**What you need to do**
[1] For each statement, say yes or no depending on whether it agrees with the One of a Kind article, and quote the words of the article that decide it: (a) Paulo Branco produced the film. (b) The film runs 132 minutes. (c) Céline Sallette was nominated for Best Actor at the 39th César Awards.
[2] Print word for word the part of the One of a Kind article starting at "One of a Kind (Mon" and ending at "39th César Awards.".
[3] According to the One of a Kind article, which company distributed the film?

**Passage**
- Film poster
- Directed by: François Dupeyron
- Screenplay by: François Dupeyron
- Based on: Chacun pour soi, Dieu s'en fout by François Dupeyron
- Produced by: Paulo Branco
- Starring: Grégory Gadebois Céline Sallette
- Cinematography: Yves Angelo
- Edited by: Dominique Faysse
- Music by: Armelle Mahé François Maurel Vanupié
- Distributed by: Alfama Films
- Release dates: 22 September 2013 (San Sebastián IFF); 25 September 2013 (France);
- Running time: 123 minutes
- Country: France
- Language: French
- Budget: $1.8 million
- Box office: $935,000

= One of a Kind (film) =

2013 film

One of a Kind (Mon âme par toi guérie) is a 2013 French drama film directed by François Dupeyron. In January 2014 Grégory Gadebois received a nomination for Best Actor at the 39th César Awards.

**Dataset entries**
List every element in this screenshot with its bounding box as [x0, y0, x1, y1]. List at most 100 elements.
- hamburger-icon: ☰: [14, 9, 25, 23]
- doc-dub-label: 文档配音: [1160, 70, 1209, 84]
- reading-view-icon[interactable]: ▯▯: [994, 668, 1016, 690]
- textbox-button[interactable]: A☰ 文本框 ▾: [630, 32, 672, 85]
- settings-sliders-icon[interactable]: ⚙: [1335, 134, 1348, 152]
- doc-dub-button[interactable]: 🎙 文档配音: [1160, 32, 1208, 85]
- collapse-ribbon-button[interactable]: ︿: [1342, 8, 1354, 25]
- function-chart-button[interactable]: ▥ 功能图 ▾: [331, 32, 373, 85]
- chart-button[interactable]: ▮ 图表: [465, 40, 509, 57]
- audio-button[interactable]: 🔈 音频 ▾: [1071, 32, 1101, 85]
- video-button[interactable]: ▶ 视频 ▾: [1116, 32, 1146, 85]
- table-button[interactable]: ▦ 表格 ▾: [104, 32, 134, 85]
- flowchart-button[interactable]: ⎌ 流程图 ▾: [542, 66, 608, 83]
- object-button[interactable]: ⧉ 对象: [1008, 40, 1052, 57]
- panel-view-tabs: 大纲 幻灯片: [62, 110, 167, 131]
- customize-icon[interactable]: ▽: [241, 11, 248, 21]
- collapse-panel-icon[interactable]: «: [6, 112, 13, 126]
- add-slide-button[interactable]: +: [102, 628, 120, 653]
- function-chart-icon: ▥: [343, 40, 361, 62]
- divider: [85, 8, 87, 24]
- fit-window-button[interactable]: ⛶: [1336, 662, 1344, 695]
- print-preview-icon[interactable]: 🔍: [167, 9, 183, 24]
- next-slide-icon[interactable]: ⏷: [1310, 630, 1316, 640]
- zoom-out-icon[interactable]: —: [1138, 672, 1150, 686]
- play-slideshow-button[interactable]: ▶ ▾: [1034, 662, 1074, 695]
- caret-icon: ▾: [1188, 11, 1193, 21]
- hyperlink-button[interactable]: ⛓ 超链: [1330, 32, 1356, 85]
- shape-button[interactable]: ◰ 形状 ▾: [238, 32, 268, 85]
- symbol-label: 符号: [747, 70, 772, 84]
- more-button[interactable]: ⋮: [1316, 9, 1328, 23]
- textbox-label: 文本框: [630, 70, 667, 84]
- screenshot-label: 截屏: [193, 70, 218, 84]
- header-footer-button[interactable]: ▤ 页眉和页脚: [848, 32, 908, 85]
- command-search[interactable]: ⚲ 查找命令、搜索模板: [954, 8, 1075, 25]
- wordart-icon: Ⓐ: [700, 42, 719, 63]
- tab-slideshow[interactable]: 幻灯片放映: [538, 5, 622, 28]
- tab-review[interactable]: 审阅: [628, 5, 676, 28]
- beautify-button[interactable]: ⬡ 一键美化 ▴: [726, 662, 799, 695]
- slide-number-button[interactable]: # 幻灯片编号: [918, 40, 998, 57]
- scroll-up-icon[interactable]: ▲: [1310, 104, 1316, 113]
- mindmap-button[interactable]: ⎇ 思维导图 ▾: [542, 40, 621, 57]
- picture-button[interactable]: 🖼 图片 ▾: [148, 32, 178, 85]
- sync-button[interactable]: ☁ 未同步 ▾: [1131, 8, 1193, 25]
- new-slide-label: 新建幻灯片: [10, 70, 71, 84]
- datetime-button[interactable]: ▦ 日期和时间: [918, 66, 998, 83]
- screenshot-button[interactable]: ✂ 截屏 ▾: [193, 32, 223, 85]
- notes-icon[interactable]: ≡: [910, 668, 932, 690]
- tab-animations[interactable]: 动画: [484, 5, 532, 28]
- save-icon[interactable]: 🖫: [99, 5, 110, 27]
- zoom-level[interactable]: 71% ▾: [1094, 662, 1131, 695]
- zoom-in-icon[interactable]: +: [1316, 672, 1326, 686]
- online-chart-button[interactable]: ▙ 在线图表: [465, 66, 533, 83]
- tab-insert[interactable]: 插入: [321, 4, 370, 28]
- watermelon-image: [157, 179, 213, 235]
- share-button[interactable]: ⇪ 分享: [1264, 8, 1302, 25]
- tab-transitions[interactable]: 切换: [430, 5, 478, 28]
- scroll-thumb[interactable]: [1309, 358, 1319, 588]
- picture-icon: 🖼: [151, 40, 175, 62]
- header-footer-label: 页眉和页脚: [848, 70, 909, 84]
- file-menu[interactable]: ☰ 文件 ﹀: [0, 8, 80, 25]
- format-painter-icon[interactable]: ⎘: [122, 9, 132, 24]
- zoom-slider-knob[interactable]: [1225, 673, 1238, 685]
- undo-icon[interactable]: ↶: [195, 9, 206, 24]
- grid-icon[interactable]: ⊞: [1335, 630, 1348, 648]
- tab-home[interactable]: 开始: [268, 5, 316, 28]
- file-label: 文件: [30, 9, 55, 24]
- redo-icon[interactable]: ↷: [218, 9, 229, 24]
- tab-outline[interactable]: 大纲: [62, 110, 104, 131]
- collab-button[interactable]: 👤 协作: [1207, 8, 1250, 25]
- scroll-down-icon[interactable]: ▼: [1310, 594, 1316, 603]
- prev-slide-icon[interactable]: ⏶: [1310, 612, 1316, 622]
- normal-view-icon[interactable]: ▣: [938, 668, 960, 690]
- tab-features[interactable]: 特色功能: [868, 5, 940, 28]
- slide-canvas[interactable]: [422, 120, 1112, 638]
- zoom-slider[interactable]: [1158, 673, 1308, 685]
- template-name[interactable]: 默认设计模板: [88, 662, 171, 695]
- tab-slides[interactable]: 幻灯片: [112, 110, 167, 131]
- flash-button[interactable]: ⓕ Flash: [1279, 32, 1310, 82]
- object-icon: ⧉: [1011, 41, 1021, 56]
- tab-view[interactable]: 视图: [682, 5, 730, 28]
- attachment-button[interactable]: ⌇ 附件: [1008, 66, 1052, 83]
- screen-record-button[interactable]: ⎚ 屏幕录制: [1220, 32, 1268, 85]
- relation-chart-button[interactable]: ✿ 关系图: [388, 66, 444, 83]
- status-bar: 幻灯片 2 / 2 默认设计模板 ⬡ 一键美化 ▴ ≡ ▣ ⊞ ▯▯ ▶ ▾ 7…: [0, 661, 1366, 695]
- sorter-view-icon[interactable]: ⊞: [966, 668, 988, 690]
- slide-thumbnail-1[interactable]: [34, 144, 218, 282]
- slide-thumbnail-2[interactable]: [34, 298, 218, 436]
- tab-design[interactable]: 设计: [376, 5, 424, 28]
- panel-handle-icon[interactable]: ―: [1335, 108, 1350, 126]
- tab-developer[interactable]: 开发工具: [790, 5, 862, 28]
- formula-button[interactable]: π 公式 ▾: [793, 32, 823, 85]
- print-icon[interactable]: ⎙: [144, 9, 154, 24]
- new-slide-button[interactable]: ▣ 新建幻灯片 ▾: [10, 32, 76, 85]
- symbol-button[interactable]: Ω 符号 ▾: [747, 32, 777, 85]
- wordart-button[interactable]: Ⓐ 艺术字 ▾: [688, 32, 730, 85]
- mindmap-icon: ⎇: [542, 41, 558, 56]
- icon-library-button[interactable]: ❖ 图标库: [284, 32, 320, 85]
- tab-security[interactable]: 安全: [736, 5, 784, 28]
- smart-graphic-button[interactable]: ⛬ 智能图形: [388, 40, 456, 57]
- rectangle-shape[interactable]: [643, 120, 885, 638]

**Expected results**
[1]
(a) Yes: "Produced by: Paulo Branco"
(b) No: "Running time: 123 minutes"
(c) No: "Grégory Gadebois received a nomination for Best Actor at the 39th César Awards"

[2]
One of a Kind (Mon âme par toi guérie) is a 2013 French drama film directed by François Dupeyron. In January 2014 Grégory Gadebois received a nomination for Best Actor at the 39th César Awards.

[3] Alfama Films distributed the film.